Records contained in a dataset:
***

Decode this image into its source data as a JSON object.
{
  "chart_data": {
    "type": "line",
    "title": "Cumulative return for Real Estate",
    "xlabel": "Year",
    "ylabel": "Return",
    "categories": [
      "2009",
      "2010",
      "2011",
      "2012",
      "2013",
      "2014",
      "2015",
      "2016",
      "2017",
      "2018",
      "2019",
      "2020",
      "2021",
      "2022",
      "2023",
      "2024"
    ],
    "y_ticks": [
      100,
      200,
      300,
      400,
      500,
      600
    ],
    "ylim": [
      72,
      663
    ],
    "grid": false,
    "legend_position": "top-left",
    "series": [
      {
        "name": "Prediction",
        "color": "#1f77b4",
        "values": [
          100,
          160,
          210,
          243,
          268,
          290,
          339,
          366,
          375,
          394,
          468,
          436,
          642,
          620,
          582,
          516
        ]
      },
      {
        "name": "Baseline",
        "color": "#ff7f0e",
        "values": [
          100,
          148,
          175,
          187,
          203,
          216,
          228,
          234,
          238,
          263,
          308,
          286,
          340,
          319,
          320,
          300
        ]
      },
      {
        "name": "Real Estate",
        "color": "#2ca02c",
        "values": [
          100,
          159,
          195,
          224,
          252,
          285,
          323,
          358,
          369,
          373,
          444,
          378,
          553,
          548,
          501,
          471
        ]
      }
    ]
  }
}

***

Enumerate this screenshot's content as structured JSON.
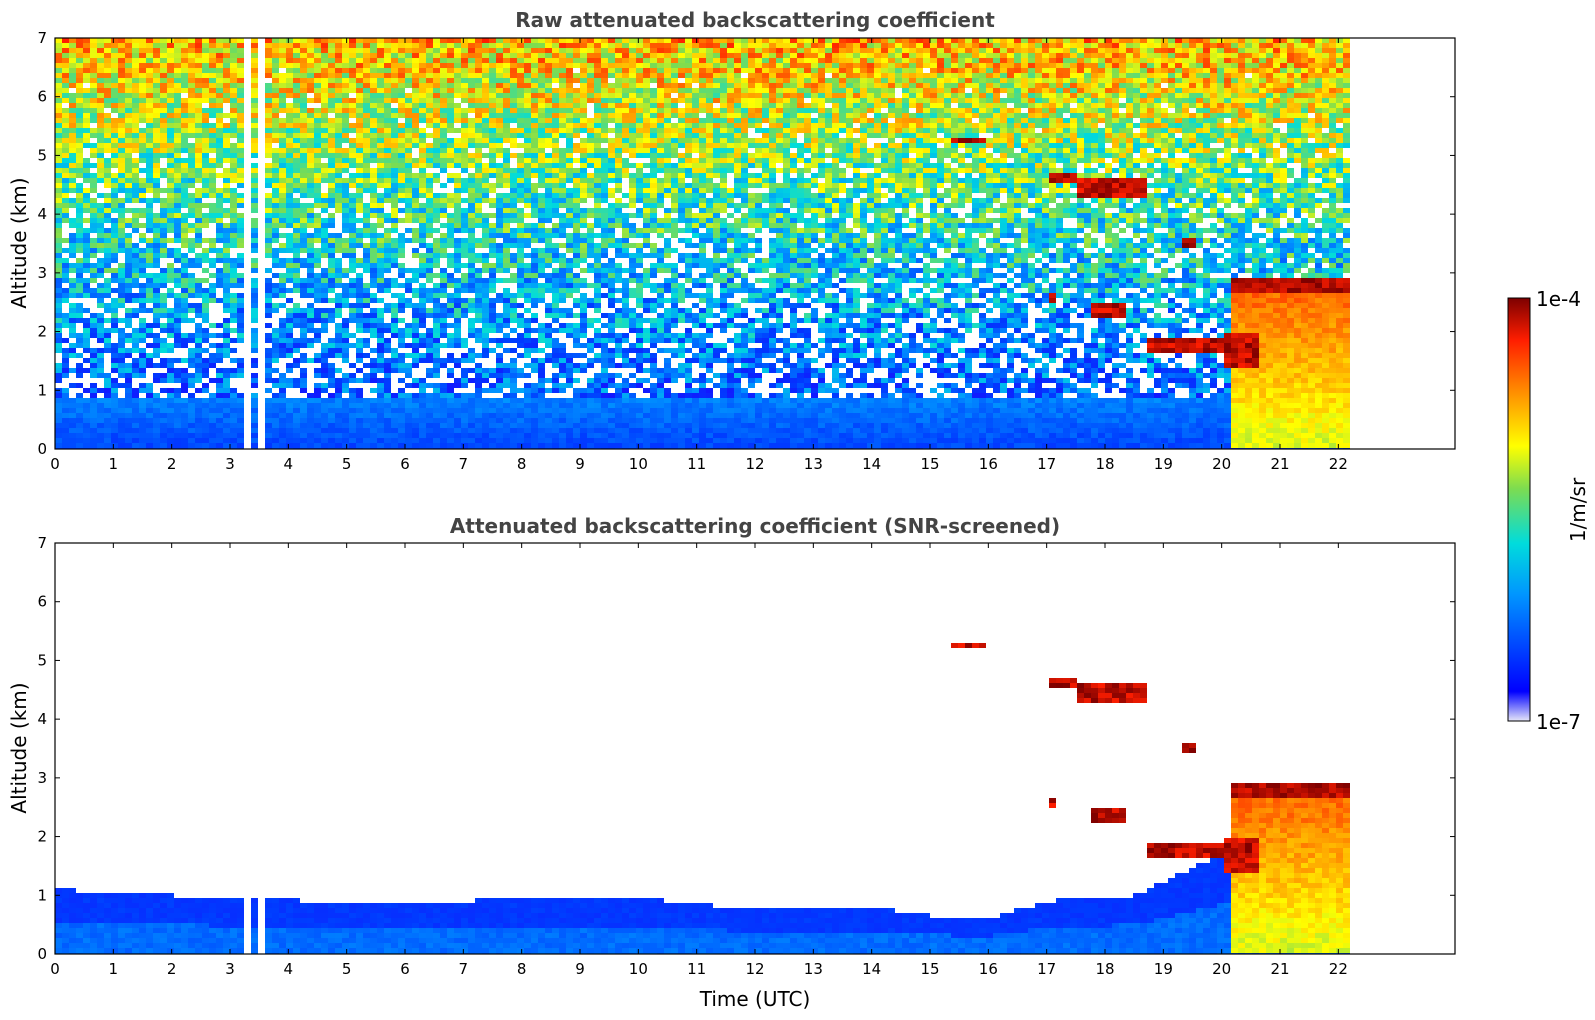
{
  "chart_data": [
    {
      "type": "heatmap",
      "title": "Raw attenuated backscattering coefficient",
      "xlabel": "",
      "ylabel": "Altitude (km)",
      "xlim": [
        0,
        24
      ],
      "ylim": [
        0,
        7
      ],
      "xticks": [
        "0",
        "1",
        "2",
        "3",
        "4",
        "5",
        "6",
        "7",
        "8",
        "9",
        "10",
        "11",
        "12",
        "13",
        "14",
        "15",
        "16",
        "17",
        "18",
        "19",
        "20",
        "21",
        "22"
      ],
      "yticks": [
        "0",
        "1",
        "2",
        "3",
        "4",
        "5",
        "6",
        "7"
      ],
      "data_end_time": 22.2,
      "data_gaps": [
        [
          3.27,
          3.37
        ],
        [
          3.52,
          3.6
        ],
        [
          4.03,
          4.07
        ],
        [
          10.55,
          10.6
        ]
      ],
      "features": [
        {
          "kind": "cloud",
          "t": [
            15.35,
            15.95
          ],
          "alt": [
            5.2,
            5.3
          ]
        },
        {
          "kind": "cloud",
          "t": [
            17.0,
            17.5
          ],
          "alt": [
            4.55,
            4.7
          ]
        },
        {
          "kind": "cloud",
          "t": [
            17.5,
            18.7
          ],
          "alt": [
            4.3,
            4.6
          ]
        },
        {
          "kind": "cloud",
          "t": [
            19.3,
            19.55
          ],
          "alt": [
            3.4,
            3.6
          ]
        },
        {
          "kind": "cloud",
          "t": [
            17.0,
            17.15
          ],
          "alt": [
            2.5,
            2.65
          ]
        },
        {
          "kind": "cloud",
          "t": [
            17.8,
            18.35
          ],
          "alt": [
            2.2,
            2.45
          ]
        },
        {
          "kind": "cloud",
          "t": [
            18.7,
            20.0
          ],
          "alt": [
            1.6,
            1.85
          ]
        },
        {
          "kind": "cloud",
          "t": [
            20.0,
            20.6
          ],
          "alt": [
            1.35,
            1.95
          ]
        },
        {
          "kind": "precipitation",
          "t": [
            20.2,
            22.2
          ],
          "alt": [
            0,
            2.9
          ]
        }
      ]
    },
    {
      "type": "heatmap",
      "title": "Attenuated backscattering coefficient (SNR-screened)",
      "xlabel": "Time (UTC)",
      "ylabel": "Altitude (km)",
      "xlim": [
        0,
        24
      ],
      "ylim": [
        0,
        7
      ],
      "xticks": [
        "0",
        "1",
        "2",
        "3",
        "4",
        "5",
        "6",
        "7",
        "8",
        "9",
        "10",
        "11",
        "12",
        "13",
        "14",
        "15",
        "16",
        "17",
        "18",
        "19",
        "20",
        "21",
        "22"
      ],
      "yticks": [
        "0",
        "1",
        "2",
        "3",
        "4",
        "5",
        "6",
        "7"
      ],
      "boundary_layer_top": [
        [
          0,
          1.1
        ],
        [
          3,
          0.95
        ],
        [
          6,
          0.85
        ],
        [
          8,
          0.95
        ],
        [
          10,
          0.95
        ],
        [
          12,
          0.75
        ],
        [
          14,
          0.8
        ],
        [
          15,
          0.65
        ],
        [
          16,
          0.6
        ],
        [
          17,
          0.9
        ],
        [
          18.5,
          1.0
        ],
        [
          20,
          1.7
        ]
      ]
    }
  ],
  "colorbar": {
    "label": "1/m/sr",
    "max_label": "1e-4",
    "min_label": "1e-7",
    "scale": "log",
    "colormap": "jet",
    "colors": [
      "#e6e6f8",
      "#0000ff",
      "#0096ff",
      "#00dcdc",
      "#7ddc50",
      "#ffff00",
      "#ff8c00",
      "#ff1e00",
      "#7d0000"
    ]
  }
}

***

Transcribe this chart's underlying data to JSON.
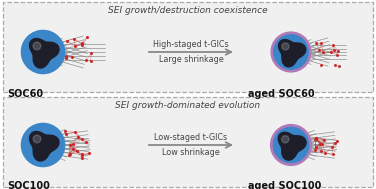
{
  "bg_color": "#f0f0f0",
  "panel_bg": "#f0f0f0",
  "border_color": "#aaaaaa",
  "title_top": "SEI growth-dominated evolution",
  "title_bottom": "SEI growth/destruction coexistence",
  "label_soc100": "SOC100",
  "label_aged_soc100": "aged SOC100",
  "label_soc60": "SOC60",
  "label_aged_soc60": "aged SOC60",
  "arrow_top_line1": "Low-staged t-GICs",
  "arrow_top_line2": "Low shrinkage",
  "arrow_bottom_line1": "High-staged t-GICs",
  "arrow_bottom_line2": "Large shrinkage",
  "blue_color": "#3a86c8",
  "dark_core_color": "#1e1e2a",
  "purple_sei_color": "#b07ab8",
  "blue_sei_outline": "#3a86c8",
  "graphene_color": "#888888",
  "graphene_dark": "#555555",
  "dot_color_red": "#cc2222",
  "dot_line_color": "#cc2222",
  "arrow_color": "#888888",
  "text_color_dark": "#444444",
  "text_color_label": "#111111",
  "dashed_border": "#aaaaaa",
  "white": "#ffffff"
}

***

**EXERCISE AIM:**
In the entries above, count each line holding "staged" and report the total and nothing more.

**SOLUTION BELOW:**
2